[Start of SUPPLIED MATERIAL]
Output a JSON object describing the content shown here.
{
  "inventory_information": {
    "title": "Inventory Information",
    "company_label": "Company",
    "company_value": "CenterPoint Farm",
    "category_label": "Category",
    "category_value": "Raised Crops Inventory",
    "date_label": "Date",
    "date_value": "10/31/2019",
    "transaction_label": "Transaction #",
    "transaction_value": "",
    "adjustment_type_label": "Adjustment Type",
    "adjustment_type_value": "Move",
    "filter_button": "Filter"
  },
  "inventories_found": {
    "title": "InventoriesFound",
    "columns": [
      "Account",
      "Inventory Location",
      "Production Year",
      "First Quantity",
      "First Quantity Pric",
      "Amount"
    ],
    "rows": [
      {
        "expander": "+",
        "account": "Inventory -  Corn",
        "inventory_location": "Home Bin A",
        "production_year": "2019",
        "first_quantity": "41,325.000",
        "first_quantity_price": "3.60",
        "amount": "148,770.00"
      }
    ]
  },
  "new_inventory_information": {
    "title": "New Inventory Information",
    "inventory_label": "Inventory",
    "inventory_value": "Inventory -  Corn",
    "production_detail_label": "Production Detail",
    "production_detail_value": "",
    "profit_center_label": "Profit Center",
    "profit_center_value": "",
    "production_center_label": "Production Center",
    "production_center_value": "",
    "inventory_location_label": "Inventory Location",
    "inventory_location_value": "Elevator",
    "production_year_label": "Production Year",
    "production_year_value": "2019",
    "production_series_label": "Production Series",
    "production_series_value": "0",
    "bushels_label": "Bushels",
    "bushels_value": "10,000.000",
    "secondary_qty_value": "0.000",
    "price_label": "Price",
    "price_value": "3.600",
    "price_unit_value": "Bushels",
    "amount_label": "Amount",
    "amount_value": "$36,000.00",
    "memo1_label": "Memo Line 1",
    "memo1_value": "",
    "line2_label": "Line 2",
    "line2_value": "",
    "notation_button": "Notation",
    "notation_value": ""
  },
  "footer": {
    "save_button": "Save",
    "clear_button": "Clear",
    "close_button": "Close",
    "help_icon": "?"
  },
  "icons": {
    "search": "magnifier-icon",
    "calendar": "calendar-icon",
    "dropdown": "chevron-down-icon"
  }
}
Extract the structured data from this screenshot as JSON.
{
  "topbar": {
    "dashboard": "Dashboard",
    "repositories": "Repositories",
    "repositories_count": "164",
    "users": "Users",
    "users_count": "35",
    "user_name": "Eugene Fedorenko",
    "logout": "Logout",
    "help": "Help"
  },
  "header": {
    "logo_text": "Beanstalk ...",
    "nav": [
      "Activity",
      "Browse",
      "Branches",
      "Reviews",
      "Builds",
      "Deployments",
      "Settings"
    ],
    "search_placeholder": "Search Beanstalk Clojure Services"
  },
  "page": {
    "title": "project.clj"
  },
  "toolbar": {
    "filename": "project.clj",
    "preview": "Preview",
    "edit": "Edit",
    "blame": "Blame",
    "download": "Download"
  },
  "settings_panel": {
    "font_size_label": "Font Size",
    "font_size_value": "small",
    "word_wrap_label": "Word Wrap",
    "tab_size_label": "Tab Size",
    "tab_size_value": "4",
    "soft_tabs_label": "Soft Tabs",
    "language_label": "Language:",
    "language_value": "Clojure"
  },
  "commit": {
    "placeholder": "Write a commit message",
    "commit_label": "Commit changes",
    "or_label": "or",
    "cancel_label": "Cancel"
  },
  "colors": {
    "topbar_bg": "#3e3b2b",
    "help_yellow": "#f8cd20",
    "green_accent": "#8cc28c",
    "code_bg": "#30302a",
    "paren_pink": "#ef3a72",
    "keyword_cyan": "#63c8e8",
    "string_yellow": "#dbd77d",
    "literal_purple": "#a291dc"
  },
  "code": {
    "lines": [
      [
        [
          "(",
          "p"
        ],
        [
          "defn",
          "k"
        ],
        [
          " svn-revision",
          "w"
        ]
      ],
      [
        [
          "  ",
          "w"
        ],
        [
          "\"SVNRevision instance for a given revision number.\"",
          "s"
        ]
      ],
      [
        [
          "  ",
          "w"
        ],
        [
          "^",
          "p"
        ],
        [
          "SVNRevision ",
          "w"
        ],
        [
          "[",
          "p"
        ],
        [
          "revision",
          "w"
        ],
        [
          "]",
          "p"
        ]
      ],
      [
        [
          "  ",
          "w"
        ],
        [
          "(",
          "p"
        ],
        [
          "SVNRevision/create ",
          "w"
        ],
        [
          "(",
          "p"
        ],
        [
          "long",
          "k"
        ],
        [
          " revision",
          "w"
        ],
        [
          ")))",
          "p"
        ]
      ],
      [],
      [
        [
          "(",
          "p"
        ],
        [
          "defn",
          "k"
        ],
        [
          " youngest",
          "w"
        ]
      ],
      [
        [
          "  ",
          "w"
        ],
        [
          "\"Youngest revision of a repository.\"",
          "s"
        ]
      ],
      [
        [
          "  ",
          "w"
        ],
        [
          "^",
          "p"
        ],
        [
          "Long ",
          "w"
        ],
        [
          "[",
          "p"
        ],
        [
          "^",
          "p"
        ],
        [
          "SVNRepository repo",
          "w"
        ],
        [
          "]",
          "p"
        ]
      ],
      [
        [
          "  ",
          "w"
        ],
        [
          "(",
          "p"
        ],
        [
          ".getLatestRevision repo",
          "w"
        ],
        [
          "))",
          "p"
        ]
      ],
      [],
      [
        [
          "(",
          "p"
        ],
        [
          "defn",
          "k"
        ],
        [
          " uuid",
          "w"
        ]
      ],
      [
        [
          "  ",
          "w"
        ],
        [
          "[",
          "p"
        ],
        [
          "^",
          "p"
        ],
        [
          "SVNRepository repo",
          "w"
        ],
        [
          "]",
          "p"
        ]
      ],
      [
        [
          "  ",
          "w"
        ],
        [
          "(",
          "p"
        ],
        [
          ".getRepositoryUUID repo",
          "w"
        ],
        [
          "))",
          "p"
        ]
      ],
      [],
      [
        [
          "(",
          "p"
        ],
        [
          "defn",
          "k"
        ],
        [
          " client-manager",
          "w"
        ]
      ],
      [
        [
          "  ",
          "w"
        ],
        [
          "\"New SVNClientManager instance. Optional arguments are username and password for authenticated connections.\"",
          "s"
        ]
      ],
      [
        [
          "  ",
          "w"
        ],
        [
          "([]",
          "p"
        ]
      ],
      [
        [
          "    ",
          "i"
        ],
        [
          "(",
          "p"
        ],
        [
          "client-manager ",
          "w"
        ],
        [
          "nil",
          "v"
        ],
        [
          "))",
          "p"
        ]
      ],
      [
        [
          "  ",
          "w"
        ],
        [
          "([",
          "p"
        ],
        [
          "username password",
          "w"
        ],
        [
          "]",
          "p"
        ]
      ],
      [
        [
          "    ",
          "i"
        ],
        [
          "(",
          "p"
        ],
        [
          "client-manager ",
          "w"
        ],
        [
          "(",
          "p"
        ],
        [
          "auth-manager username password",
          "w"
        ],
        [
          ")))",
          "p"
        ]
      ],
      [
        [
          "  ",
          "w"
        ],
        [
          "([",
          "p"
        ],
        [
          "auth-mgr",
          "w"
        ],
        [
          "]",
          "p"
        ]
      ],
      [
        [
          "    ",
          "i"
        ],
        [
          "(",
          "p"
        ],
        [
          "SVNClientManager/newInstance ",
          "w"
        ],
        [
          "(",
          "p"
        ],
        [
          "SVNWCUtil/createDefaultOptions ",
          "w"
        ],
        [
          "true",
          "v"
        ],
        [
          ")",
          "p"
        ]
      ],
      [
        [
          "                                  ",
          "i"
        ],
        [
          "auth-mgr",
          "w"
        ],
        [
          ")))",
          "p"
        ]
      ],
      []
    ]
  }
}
[End of SUPPLIED MATERIAL]
SHORT PROBLEM >>
Write out every line from the records above, word for word.

ANSWER FOR THE TASK >>
Output a JSON object describing the content shown here.
{
  "inventory_information": {
    "title": "Inventory Information",
    "company_label": "Company",
    "company_value": "CenterPoint Farm",
    "category_label": "Category",
    "category_value": "Raised Crops Inventory",
    "date_label": "Date",
    "date_value": "10/31/2019",
    "transaction_label": "Transaction #",
    "transaction_value": "",
    "adjustment_type_label": "Adjustment Type",
    "adjustment_type_value": "Move",
    "filter_button": "Filter"
  },
  "inventories_found": {
    "title": "InventoriesFound",
    "columns": [
      "Account",
      "Inventory Location",
      "Production Year",
      "First Quantity",
      "First Quantity Pric",
      "Amount"
    ],
    "rows": [
      {
        "expander": "+",
        "account": "Inventory -  Corn",
        "inventory_location": "Home Bin A",
        "production_year": "2019",
        "first_quantity": "41,325.000",
        "first_quantity_price": "3.60",
        "amount": "148,770.00"
      }
    ]
  },
  "new_inventory_information": {
    "title": "New Inventory Information",
    "inventory_label": "Inventory",
    "inventory_value": "Inventory -  Corn",
    "production_detail_label": "Production Detail",
    "production_detail_value": "",
    "profit_center_label": "Profit Center",
    "profit_center_value": "",
    "production_center_label": "Production Center",
    "production_center_value": "",
    "inventory_location_label": "Inventory Location",
    "inventory_location_value": "Elevator",
    "production_year_label": "Production Year",
    "production_year_value": "2019",
    "production_series_label": "Production Series",
    "production_series_value": "0",
    "bushels_label": "Bushels",
    "bushels_value": "10,000.000",
    "secondary_qty_value": "0.000",
    "price_label": "Price",
    "price_value": "3.600",
    "price_unit_value": "Bushels",
    "amount_label": "Amount",
    "amount_value": "$36,000.00",
    "memo1_label": "Memo Line 1",
    "memo1_value": "",
    "line2_label": "Line 2",
    "line2_value": "",
    "notation_button": "Notation",
    "notation_value": ""
  },
  "footer": {
    "save_button": "Save",
    "clear_button": "Clear",
    "close_button": "Close",
    "help_icon": "?"
  },
  "icons": {
    "search": "magnifier-icon",
    "calendar": "calendar-icon",
    "dropdown": "chevron-down-icon"
  }
}
Extract the structured data from this screenshot as JSON.
{
  "topbar": {
    "dashboard": "Dashboard",
    "repositories": "Repositories",
    "repositories_count": "164",
    "users": "Users",
    "users_count": "35",
    "user_name": "Eugene Fedorenko",
    "logout": "Logout",
    "help": "Help"
  },
  "header": {
    "logo_text": "Beanstalk ...",
    "nav": [
      "Activity",
      "Browse",
      "Branches",
      "Reviews",
      "Builds",
      "Deployments",
      "Settings"
    ],
    "search_placeholder": "Search Beanstalk Clojure Services"
  },
  "page": {
    "title": "project.clj"
  },
  "toolbar": {
    "filename": "project.clj",
    "preview": "Preview",
    "edit": "Edit",
    "blame": "Blame",
    "download": "Download"
  },
  "settings_panel": {
    "font_size_label": "Font Size",
    "font_size_value": "small",
    "word_wrap_label": "Word Wrap",
    "tab_size_label": "Tab Size",
    "tab_size_value": "4",
    "soft_tabs_label": "Soft Tabs",
    "language_label": "Language:",
    "language_value": "Clojure"
  },
  "commit": {
    "placeholder": "Write a commit message",
    "commit_label": "Commit changes",
    "or_label": "or",
    "cancel_label": "Cancel"
  },
  "colors": {
    "topbar_bg": "#3e3b2b",
    "help_yellow": "#f8cd20",
    "green_accent": "#8cc28c",
    "code_bg": "#30302a",
    "paren_pink": "#ef3a72",
    "keyword_cyan": "#63c8e8",
    "string_yellow": "#dbd77d",
    "literal_purple": "#a291dc"
  },
  "code": {
    "lines": [
      [
        [
          "(",
          "p"
        ],
        [
          "defn",
          "k"
        ],
        [
          " svn-revision",
          "w"
        ]
      ],
      [
        [
          "  ",
          "w"
        ],
        [
          "\"SVNRevision instance for a given revision number.\"",
          "s"
        ]
      ],
      [
        [
          "  ",
          "w"
        ],
        [
          "^",
          "p"
        ],
        [
          "SVNRevision ",
          "w"
        ],
        [
          "[",
          "p"
        ],
        [
          "revision",
          "w"
        ],
        [
          "]",
          "p"
        ]
      ],
      [
        [
          "  ",
          "w"
        ],
        [
          "(",
          "p"
        ],
        [
          "SVNRevision/create ",
          "w"
        ],
        [
          "(",
          "p"
        ],
        [
          "long",
          "k"
        ],
        [
          " revision",
          "w"
        ],
        [
          ")))",
          "p"
        ]
      ],
      [],
      [
        [
          "(",
          "p"
        ],
        [
          "defn",
          "k"
        ],
        [
          " youngest",
          "w"
        ]
      ],
      [
        [
          "  ",
          "w"
        ],
        [
          "\"Youngest revision of a repository.\"",
          "s"
        ]
      ],
      [
        [
          "  ",
          "w"
        ],
        [
          "^",
          "p"
        ],
        [
          "Long ",
          "w"
        ],
        [
          "[",
          "p"
        ],
        [
          "^",
          "p"
        ],
        [
          "SVNRepository repo",
          "w"
        ],
        [
          "]",
          "p"
        ]
      ],
      [
        [
          "  ",
          "w"
        ],
        [
          "(",
          "p"
        ],
        [
          ".getLatestRevision repo",
          "w"
        ],
        [
          "))",
          "p"
        ]
      ],
      [],
      [
        [
          "(",
          "p"
        ],
        [
          "defn",
          "k"
        ],
        [
          " uuid",
          "w"
        ]
      ],
      [
        [
          "  ",
          "w"
        ],
        [
          "[",
          "p"
        ],
        [
          "^",
          "p"
        ],
        [
          "SVNRepository repo",
          "w"
        ],
        [
          "]",
          "p"
        ]
      ],
      [
        [
          "  ",
          "w"
        ],
        [
          "(",
          "p"
        ],
        [
          ".getRepositoryUUID repo",
          "w"
        ],
        [
          "))",
          "p"
        ]
      ],
      [],
      [
        [
          "(",
          "p"
        ],
        [
          "defn",
          "k"
        ],
        [
          " client-manager",
          "w"
        ]
      ],
      [
        [
          "  ",
          "w"
        ],
        [
          "\"New SVNClientManager instance. Optional arguments are username and password for authenticated connections.\"",
          "s"
        ]
      ],
      [
        [
          "  ",
          "w"
        ],
        [
          "([]",
          "p"
        ]
      ],
      [
        [
          "    ",
          "i"
        ],
        [
          "(",
          "p"
        ],
        [
          "client-manager ",
          "w"
        ],
        [
          "nil",
          "v"
        ],
        [
          "))",
          "p"
        ]
      ],
      [
        [
          "  ",
          "w"
        ],
        [
          "([",
          "p"
        ],
        [
          "username password",
          "w"
        ],
        [
          "]",
          "p"
        ]
      ],
      [
        [
          "    ",
          "i"
        ],
        [
          "(",
          "p"
        ],
        [
          "client-manager ",
          "w"
        ],
        [
          "(",
          "p"
        ],
        [
          "auth-manager username password",
          "w"
        ],
        [
          ")))",
          "p"
        ]
      ],
      [
        [
          "  ",
          "w"
        ],
        [
          "([",
          "p"
        ],
        [
          "auth-mgr",
          "w"
        ],
        [
          "]",
          "p"
        ]
      ],
      [
        [
          "    ",
          "i"
        ],
        [
          "(",
          "p"
        ],
        [
          "SVNClientManager/newInstance ",
          "w"
        ],
        [
          "(",
          "p"
        ],
        [
          "SVNWCUtil/createDefaultOptions ",
          "w"
        ],
        [
          "true",
          "v"
        ],
        [
          ")",
          "p"
        ]
      ],
      [
        [
          "                                  ",
          "i"
        ],
        [
          "auth-mgr",
          "w"
        ],
        [
          ")))",
          "p"
        ]
      ],
      []
    ]
  }
}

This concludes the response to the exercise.